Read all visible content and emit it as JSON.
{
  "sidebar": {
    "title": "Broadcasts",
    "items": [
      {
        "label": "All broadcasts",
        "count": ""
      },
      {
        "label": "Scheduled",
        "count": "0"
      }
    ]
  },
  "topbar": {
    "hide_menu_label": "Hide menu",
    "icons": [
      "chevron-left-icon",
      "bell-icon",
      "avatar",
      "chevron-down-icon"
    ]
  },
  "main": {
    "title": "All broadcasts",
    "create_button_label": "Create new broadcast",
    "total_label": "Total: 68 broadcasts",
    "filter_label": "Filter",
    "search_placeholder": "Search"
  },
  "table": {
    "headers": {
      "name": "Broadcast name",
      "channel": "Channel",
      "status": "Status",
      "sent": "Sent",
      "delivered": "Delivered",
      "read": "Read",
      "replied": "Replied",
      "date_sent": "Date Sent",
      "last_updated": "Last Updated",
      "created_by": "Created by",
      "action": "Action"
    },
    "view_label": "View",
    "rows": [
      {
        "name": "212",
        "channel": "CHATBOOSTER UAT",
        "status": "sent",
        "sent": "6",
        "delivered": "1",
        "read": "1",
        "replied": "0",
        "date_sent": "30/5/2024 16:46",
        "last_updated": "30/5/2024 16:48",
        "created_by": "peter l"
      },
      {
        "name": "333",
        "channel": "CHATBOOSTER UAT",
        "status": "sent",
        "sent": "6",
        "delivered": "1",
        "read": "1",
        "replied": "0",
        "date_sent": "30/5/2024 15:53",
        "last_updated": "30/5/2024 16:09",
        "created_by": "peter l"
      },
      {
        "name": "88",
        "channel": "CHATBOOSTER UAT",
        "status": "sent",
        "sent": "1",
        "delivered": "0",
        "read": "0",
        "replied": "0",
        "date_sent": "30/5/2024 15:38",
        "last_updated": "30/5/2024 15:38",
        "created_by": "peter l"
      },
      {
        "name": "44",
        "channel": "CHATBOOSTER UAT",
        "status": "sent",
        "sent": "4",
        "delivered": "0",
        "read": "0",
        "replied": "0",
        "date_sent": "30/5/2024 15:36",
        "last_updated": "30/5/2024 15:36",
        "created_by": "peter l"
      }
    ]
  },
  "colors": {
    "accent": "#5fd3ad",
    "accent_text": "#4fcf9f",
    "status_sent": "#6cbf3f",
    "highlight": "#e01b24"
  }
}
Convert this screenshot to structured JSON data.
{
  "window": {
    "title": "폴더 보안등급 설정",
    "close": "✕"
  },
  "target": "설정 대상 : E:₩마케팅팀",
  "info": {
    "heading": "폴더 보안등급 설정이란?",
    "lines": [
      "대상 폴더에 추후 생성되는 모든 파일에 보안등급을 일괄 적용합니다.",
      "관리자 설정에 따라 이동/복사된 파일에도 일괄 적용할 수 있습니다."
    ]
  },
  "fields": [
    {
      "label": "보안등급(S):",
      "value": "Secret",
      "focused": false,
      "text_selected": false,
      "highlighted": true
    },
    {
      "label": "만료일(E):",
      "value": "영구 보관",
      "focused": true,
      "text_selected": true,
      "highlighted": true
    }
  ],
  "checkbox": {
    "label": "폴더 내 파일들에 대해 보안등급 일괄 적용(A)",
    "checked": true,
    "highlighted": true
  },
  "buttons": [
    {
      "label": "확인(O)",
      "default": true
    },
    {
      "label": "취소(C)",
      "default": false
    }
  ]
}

▬▬▬▬▬▬▬▬▬▬

● **Exercise brief**: Go through the listing and copy all of it exactly.

● **Result of the task**:
Read all visible content and emit it as JSON.
{
  "sidebar": {
    "title": "Broadcasts",
    "items": [
      {
        "label": "All broadcasts",
        "count": ""
      },
      {
        "label": "Scheduled",
        "count": "0"
      }
    ]
  },
  "topbar": {
    "hide_menu_label": "Hide menu",
    "icons": [
      "chevron-left-icon",
      "bell-icon",
      "avatar",
      "chevron-down-icon"
    ]
  },
  "main": {
    "title": "All broadcasts",
    "create_button_label": "Create new broadcast",
    "total_label": "Total: 68 broadcasts",
    "filter_label": "Filter",
    "search_placeholder": "Search"
  },
  "table": {
    "headers": {
      "name": "Broadcast name",
      "channel": "Channel",
      "status": "Status",
      "sent": "Sent",
      "delivered": "Delivered",
      "read": "Read",
      "replied": "Replied",
      "date_sent": "Date Sent",
      "last_updated": "Last Updated",
      "created_by": "Created by",
      "action": "Action"
    },
    "view_label": "View",
    "rows": [
      {
        "name": "212",
        "channel": "CHATBOOSTER UAT",
        "status": "sent",
        "sent": "6",
        "delivered": "1",
        "read": "1",
        "replied": "0",
        "date_sent": "30/5/2024 16:46",
        "last_updated": "30/5/2024 16:48",
        "created_by": "peter l"
      },
      {
        "name": "333",
        "channel": "CHATBOOSTER UAT",
        "status": "sent",
        "sent": "6",
        "delivered": "1",
        "read": "1",
        "replied": "0",
        "date_sent": "30/5/2024 15:53",
        "last_updated": "30/5/2024 16:09",
        "created_by": "peter l"
      },
      {
        "name": "88",
        "channel": "CHATBOOSTER UAT",
        "status": "sent",
        "sent": "1",
        "delivered": "0",
        "read": "0",
        "replied": "0",
        "date_sent": "30/5/2024 15:38",
        "last_updated": "30/5/2024 15:38",
        "created_by": "peter l"
      },
      {
        "name": "44",
        "channel": "CHATBOOSTER UAT",
        "status": "sent",
        "sent": "4",
        "delivered": "0",
        "read": "0",
        "replied": "0",
        "date_sent": "30/5/2024 15:36",
        "last_updated": "30/5/2024 15:36",
        "created_by": "peter l"
      }
    ]
  },
  "colors": {
    "accent": "#5fd3ad",
    "accent_text": "#4fcf9f",
    "status_sent": "#6cbf3f",
    "highlight": "#e01b24"
  }
}
Convert this screenshot to structured JSON data.
{
  "window": {
    "title": "폴더 보안등급 설정",
    "close": "✕"
  },
  "target": "설정 대상 : E:₩마케팅팀",
  "info": {
    "heading": "폴더 보안등급 설정이란?",
    "lines": [
      "대상 폴더에 추후 생성되는 모든 파일에 보안등급을 일괄 적용합니다.",
      "관리자 설정에 따라 이동/복사된 파일에도 일괄 적용할 수 있습니다."
    ]
  },
  "fields": [
    {
      "label": "보안등급(S):",
      "value": "Secret",
      "focused": false,
      "text_selected": false,
      "highlighted": true
    },
    {
      "label": "만료일(E):",
      "value": "영구 보관",
      "focused": true,
      "text_selected": true,
      "highlighted": true
    }
  ],
  "checkbox": {
    "label": "폴더 내 파일들에 대해 보안등급 일괄 적용(A)",
    "checked": true,
    "highlighted": true
  },
  "buttons": [
    {
      "label": "확인(O)",
      "default": true
    },
    {
      "label": "취소(C)",
      "default": false
    }
  ]
}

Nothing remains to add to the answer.